+++ Material supplied +++
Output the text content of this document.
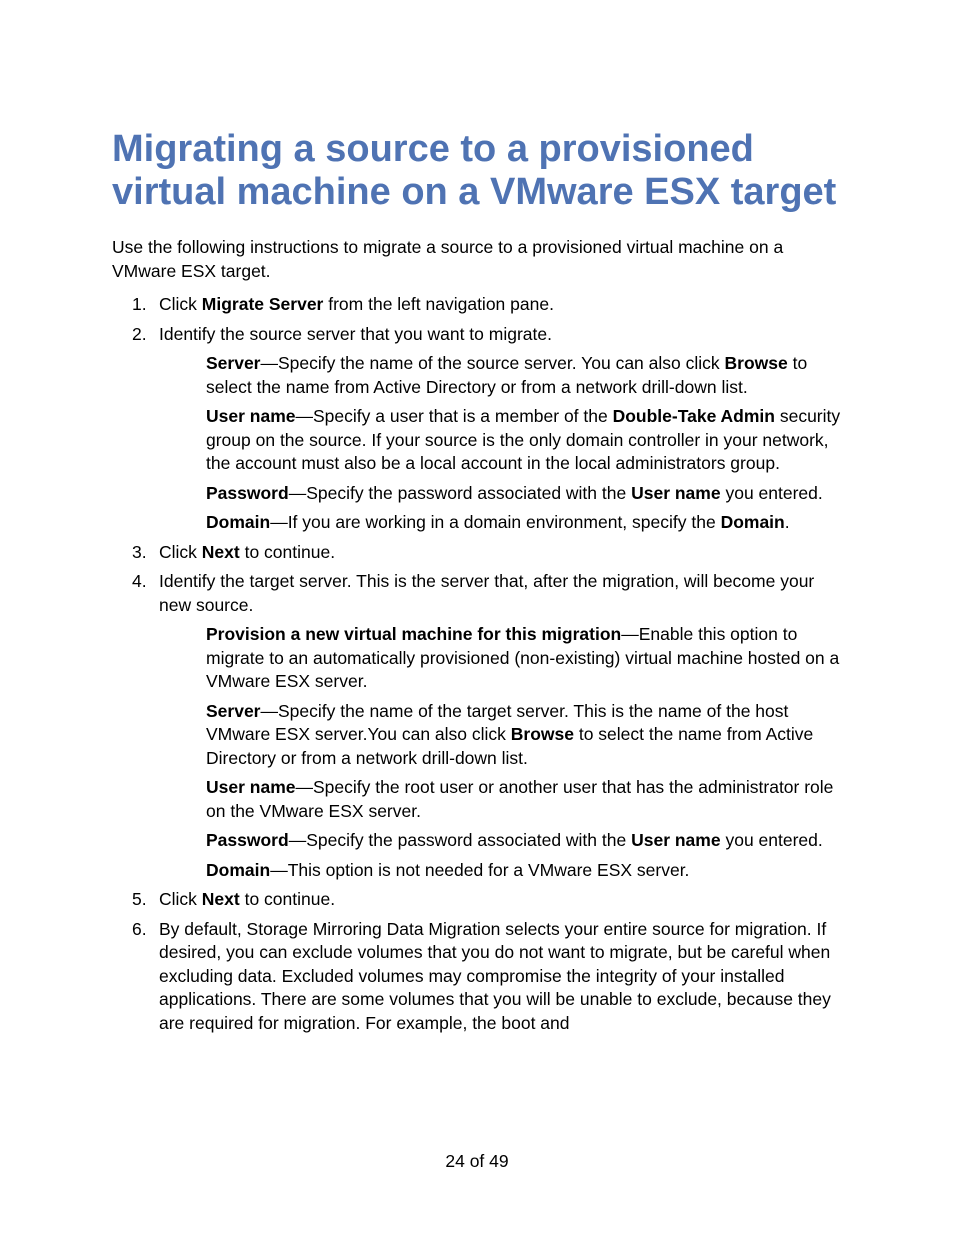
Migrating a source to a provisioned virtual machine on a VMware ESX target

Use the following instructions to migrate a source to a provisioned virtual machine on a VMware ESX target.

1. Click Migrate Server from the left navigation pane.

2. Identify the source server that you want to migrate.

Server—Specify the name of the source server. You can also click Browse to select the name from Active Directory or from a network drill-down list.

User name—Specify a user that is a member of the Double-Take Admin security group on the source. If your source is the only domain controller in your network, the account must also be a local account in the local administrators group.

Password—Specify the password associated with the User name you entered.

Domain—If you are working in a domain environment, specify the Domain.

3. Click Next to continue.

4. Identify the target server. This is the server that, after the migration, will become your new source.

Provision a new virtual machine for this migration—Enable this option to migrate to an automatically provisioned (non-existing) virtual machine hosted on a VMware ESX server.

Server—Specify the name of the target server. This is the name of the host VMware ESX server.You can also click Browse to select the name from Active Directory or from a network drill-down list.

User name—Specify the root user or another user that has the administrator role on the VMware ESX server.

Password—Specify the password associated with the User name you entered.

Domain—This option is not needed for a VMware ESX server.

5. Click Next to continue.

6. By default, Storage Mirroring Data Migration selects your entire source for migration. If desired, you can exclude volumes that you do not want to migrate, but be careful when excluding data. Excluded volumes may compromise the integrity of your installed applications. There are some volumes that you will be unable to exclude, because they are required for migration. For example, the boot and

24 of 49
+++
- [Problem description]:
Transcribe all of the material exactly, leaving out whatever pictures it contains.

- [Right answer]:
Output the text content of this document.
Migrating a source to a provisioned virtual machine on a VMware ESX target

Use the following instructions to migrate a source to a provisioned virtual machine on a VMware ESX target.

1. Click Migrate Server from the left navigation pane.

2. Identify the source server that you want to migrate.

Server—Specify the name of the source server. You can also click Browse to select the name from Active Directory or from a network drill-down list.

User name—Specify a user that is a member of the Double-Take Admin security group on the source. If your source is the only domain controller in your network, the account must also be a local account in the local administrators group.

Password—Specify the password associated with the User name you entered.

Domain—If you are working in a domain environment, specify the Domain.

3. Click Next to continue.

4. Identify the target server. This is the server that, after the migration, will become your new source.

Provision a new virtual machine for this migration—Enable this option to migrate to an automatically provisioned (non-existing) virtual machine hosted on a VMware ESX server.

Server—Specify the name of the target server. This is the name of the host VMware ESX server.You can also click Browse to select the name from Active Directory or from a network drill-down list.

User name—Specify the root user or another user that has the administrator role on the VMware ESX server.

Password—Specify the password associated with the User name you entered.

Domain—This option is not needed for a VMware ESX server.

5. Click Next to continue.

6. By default, Storage Mirroring Data Migration selects your entire source for migration. If desired, you can exclude volumes that you do not want to migrate, but be careful when excluding data. Excluded volumes may compromise the integrity of your installed applications. There are some volumes that you will be unable to exclude, because they are required for migration. For example, the boot and

24 of 49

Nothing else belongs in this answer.